◆ EXTRACTED TEXT:
-- BEGIN --

In his morning note, Deutsche Bank’s Jim Reid discusses the latest bear market in oil, and highlights some interesting details for oil price fans: oil is now back to levels last seen on September 16th last year and even though we’ve rallied hard since February 2016, Oil has only been lower than this for 6% (188 days) of the time since the start of 2005. That is mostly made up of 44 days in 2008/09 and 112 days in late 2015/ early 2016. So these are pretty stressed levels relative to the past decade or so.
Just as notably, Reid notes that oil has returned to levels last seen in the start of 2005 which prompted the Deutsche analyst to publish his usual monthly asset performance chart from this date to put the lethargic performance of Oil in some context over the last 12 and a half years. Keeping it in USD hedged terms only for simplicity sake, of the traditional asset classes monitored by Deutsche, the biggest winners have been the Shanghai Comp (+286%), Gold (+189%), Hang Seng (+177%), S&P 500 (+163%) and EM Equities (+160%). So while Oil is net flat it’s not stopped equity markets rallying incredibly over that time.

-- END --

◆ EXERCISE REQUIREMENTS:
**a.** In the commentary on the oil bear market, translate this sentence into French: "So these are pretty stressed levels relative to the past decade or so."
**b.** According to the oil bear market commentary, which asset class was the biggest winner in USD hedged terms since the start of 2005, and by how much?
**c.** Write the next part of the oil bear market commentary, picking up after its final sentence.

◆ GIVEN DATA:
-- BEGIN --

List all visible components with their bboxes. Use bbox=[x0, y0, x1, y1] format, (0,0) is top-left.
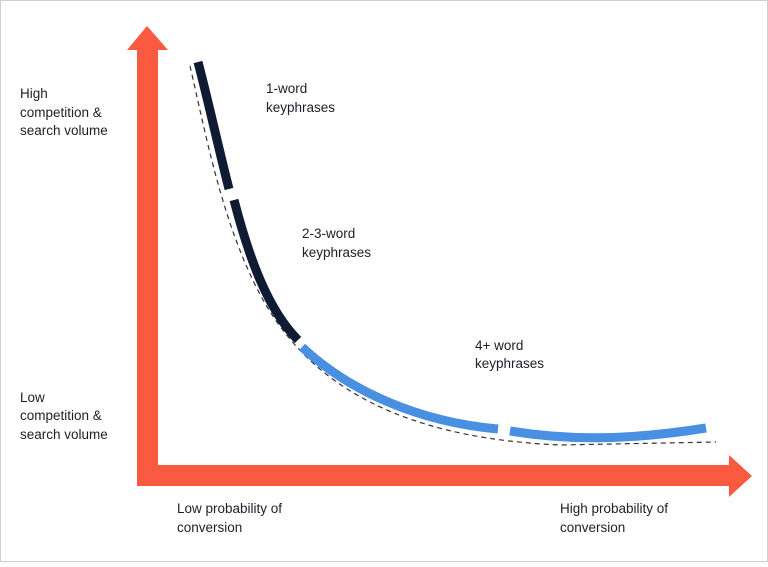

-- END --

◆ WRITTEN RESPONSES:
**a.** Il s'agit donc de niveaux assez tendus par rapport à la dernière décennie environ.

**b.** The Shanghai Comp, up 286%.

**c.**
US and EUR credit indices have returned anywhere from +34% to +109% and DM bond markets have returned +38% to +61%. HIs conclusion:
Outside of currencies only 4 assets have fallen in the last 12 and a half years (and therefore unperformed Oil). Those include the FTSE MIB (-10%), European Banks (-34%), the Broad Commodity Index (-38%) and Greek Equities (-68%). Clearly the financial crisis and peripheral European concerns of the last decade are the big themes there.
Oil’s performance in context.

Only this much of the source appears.